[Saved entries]
━━━━━━━━━━━━━━━━━━━━━━━━━━━━━━

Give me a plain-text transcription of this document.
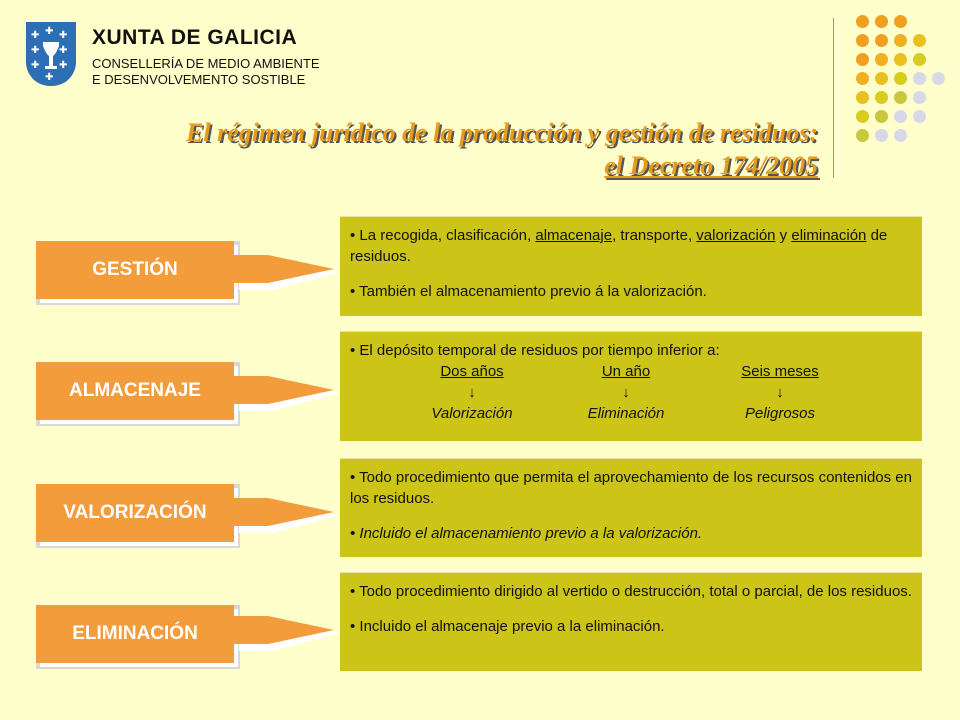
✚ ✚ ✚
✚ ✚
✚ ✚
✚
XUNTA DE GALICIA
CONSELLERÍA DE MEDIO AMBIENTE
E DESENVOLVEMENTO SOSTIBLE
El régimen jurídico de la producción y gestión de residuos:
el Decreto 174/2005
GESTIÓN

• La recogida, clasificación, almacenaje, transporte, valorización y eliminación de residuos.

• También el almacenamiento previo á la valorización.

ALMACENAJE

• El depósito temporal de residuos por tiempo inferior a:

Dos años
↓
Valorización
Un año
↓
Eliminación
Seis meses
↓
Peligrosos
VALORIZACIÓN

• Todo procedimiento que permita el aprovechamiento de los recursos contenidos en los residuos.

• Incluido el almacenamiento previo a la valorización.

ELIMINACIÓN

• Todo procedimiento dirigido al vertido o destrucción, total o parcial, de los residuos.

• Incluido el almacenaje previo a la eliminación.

━━━━━━━━━━━━━━━━━━━━━━━━━━━━━━

:: TASK DETAILS ::
Give all the entries again exactly, dropping each picture.

:: OUTPUT OF THE TASK ::
Give me a plain-text transcription of this document.
✚ ✚ ✚
✚ ✚
✚ ✚
✚
XUNTA DE GALICIA
CONSELLERÍA DE MEDIO AMBIENTE
E DESENVOLVEMENTO SOSTIBLE
El régimen jurídico de la producción y gestión de residuos:
el Decreto 174/2005
GESTIÓN

• La recogida, clasificación, almacenaje, transporte, valorización y eliminación de residuos.

• También el almacenamiento previo á la valorización.

ALMACENAJE

• El depósito temporal de residuos por tiempo inferior a:

Dos años
↓
Valorización
Un año
↓
Eliminación
Seis meses
↓
Peligrosos
VALORIZACIÓN

• Todo procedimiento que permita el aprovechamiento de los recursos contenidos en los residuos.

• Incluido el almacenamiento previo a la valorización.

ELIMINACIÓN

• Todo procedimiento dirigido al vertido o destrucción, total o parcial, de los residuos.

• Incluido el almacenaje previo a la eliminación.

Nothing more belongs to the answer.